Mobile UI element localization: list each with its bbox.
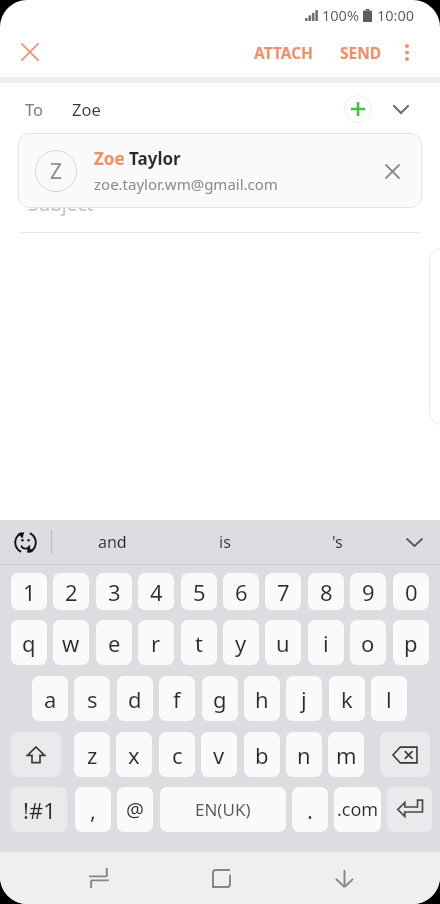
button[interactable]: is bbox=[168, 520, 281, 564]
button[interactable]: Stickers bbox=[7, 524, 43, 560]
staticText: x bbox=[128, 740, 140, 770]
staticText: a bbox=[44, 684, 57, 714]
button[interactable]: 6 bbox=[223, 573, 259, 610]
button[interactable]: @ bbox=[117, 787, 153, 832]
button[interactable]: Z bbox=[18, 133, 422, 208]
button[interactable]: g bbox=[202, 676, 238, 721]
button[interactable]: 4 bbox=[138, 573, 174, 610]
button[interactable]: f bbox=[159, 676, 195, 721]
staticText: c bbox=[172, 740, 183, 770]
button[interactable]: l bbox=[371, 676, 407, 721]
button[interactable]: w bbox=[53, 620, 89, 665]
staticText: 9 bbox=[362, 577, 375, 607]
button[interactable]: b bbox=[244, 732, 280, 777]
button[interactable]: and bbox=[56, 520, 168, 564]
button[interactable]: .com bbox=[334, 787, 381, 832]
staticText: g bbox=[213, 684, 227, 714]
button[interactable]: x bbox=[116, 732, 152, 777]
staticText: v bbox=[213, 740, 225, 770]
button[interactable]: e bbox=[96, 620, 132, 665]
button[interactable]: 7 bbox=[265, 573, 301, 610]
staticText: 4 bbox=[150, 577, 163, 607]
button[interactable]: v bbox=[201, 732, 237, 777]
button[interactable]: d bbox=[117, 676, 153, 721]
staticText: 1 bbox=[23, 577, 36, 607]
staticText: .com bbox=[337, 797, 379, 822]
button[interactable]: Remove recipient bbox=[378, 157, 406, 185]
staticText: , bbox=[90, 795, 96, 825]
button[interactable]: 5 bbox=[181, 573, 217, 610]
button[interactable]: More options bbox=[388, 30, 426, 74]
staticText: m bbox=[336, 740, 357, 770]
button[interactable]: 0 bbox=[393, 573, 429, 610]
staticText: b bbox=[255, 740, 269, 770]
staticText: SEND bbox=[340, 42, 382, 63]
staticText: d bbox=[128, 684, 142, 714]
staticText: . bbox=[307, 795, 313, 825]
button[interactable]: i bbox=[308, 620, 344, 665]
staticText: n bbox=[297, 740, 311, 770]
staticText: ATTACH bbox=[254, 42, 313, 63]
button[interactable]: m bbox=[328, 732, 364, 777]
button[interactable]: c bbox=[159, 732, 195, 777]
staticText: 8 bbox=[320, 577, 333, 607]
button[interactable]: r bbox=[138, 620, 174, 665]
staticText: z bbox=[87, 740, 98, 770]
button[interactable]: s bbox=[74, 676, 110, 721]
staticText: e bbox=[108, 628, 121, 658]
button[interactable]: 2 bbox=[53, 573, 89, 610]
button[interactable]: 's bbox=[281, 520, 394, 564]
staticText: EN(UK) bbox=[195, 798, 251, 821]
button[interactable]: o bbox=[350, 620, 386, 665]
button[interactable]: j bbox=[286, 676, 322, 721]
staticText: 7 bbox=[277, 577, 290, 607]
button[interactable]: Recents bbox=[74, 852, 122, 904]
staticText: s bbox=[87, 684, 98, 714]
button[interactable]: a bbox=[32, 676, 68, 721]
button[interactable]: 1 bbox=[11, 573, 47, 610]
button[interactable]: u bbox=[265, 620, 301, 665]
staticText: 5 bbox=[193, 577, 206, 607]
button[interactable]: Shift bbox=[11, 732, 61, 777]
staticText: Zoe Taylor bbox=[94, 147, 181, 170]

PROBLEM:
Return every line of the records above verbatim, leaving out the pictures.

COMPLETE OUTPUT:
Mobile UI element localization: list each with its bbox.
button[interactable]: is bbox=[168, 520, 281, 564]
button[interactable]: Stickers bbox=[7, 524, 43, 560]
staticText: x bbox=[128, 740, 140, 770]
staticText: a bbox=[44, 684, 57, 714]
button[interactable]: 6 bbox=[223, 573, 259, 610]
button[interactable]: @ bbox=[117, 787, 153, 832]
button[interactable]: Z bbox=[18, 133, 422, 208]
button[interactable]: g bbox=[202, 676, 238, 721]
button[interactable]: 4 bbox=[138, 573, 174, 610]
button[interactable]: f bbox=[159, 676, 195, 721]
staticText: c bbox=[172, 740, 183, 770]
button[interactable]: l bbox=[371, 676, 407, 721]
button[interactable]: w bbox=[53, 620, 89, 665]
staticText: 9 bbox=[362, 577, 375, 607]
button[interactable]: b bbox=[244, 732, 280, 777]
button[interactable]: and bbox=[56, 520, 168, 564]
button[interactable]: .com bbox=[334, 787, 381, 832]
staticText: g bbox=[213, 684, 227, 714]
button[interactable]: x bbox=[116, 732, 152, 777]
staticText: v bbox=[213, 740, 225, 770]
button[interactable]: e bbox=[96, 620, 132, 665]
button[interactable]: 7 bbox=[265, 573, 301, 610]
staticText: 4 bbox=[150, 577, 163, 607]
button[interactable]: v bbox=[201, 732, 237, 777]
button[interactable]: d bbox=[117, 676, 153, 721]
staticText: 1 bbox=[23, 577, 36, 607]
staticText: .com bbox=[337, 797, 379, 822]
button[interactable]: Remove recipient bbox=[378, 157, 406, 185]
staticText: , bbox=[90, 795, 96, 825]
button[interactable]: 5 bbox=[181, 573, 217, 610]
button[interactable]: More options bbox=[388, 30, 426, 74]
staticText: m bbox=[336, 740, 357, 770]
button[interactable]: 0 bbox=[393, 573, 429, 610]
staticText: b bbox=[255, 740, 269, 770]
staticText: SEND bbox=[340, 42, 382, 63]
staticText: d bbox=[128, 684, 142, 714]
staticText: . bbox=[307, 795, 313, 825]
button[interactable]: i bbox=[308, 620, 344, 665]
staticText: n bbox=[297, 740, 311, 770]
staticText: ATTACH bbox=[254, 42, 313, 63]
button[interactable]: m bbox=[328, 732, 364, 777]
button[interactable]: c bbox=[159, 732, 195, 777]
staticText: 8 bbox=[320, 577, 333, 607]
button[interactable]: r bbox=[138, 620, 174, 665]
staticText: z bbox=[87, 740, 98, 770]
button[interactable]: s bbox=[74, 676, 110, 721]
staticText: e bbox=[108, 628, 121, 658]
button[interactable]: 2 bbox=[53, 573, 89, 610]
button[interactable]: 's bbox=[281, 520, 394, 564]
staticText: EN(UK) bbox=[195, 798, 251, 821]
button[interactable]: o bbox=[350, 620, 386, 665]
button[interactable]: j bbox=[286, 676, 322, 721]
staticText: 7 bbox=[277, 577, 290, 607]
button[interactable]: Recents bbox=[74, 852, 122, 904]
staticText: s bbox=[87, 684, 98, 714]
button[interactable]: a bbox=[32, 676, 68, 721]
button[interactable]: 1 bbox=[11, 573, 47, 610]
button[interactable]: u bbox=[265, 620, 301, 665]
staticText: 5 bbox=[193, 577, 206, 607]
button[interactable]: Shift bbox=[11, 732, 61, 777]
staticText: Zoe Taylor bbox=[94, 147, 181, 170]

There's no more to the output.